_STORED ROWS_.

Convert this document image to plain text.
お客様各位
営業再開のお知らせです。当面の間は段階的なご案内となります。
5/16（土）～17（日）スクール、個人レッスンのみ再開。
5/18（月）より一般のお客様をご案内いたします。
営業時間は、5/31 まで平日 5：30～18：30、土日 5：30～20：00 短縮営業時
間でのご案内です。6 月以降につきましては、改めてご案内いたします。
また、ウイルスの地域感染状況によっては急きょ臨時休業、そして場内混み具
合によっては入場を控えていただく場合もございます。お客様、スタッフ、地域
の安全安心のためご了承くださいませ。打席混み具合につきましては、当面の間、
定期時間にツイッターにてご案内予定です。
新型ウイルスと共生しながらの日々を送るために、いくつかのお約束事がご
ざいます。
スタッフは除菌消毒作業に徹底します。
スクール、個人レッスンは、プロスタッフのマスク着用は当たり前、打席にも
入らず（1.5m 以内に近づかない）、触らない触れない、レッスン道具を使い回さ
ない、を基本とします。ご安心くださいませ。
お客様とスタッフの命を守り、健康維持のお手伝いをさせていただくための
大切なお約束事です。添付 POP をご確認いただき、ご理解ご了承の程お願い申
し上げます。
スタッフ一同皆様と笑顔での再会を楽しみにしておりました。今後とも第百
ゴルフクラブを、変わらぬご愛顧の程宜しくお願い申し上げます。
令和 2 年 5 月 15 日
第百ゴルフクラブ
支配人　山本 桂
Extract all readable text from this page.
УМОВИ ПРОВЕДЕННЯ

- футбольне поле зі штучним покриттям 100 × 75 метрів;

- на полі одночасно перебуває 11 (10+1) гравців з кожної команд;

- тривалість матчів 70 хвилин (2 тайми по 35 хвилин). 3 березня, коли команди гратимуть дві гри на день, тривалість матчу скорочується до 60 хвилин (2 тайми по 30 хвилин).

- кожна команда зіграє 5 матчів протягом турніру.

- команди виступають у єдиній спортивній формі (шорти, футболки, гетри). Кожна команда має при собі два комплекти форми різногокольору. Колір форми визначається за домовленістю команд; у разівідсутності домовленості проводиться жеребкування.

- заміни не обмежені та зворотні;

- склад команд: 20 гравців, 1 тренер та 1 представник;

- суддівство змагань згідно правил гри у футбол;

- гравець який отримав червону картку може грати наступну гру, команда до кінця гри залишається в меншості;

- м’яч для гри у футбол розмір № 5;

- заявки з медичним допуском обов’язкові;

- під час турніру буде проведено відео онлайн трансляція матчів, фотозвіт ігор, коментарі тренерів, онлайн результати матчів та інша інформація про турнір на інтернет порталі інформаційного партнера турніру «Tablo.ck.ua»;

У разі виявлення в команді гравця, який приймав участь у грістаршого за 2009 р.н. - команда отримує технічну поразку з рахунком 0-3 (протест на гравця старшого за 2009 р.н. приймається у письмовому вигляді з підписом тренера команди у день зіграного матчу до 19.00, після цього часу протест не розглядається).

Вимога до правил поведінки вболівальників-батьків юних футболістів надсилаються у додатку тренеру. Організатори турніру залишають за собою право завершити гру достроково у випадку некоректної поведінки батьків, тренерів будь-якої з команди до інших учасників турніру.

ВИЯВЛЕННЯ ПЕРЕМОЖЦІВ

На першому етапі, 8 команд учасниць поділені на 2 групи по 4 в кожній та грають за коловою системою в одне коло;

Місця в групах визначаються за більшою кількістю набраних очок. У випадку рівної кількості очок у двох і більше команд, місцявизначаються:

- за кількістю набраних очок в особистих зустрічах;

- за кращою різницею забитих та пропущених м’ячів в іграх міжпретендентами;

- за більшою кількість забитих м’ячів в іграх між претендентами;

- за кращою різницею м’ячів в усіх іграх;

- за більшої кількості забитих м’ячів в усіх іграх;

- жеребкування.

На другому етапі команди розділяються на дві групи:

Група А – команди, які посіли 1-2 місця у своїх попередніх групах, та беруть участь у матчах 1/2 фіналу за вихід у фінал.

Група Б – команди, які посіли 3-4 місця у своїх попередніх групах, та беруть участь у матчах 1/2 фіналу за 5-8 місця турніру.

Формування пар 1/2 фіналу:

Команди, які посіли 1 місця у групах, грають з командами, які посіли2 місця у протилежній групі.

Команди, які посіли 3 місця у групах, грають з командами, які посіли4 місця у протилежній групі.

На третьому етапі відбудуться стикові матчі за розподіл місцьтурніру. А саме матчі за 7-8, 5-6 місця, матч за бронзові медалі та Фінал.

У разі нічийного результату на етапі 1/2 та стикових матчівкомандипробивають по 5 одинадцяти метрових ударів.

_INSTRUCTIONS TO FOLLOW_. Report the number of lines holding the string "командами", without any other words.

_ANSWER BELOW_. 2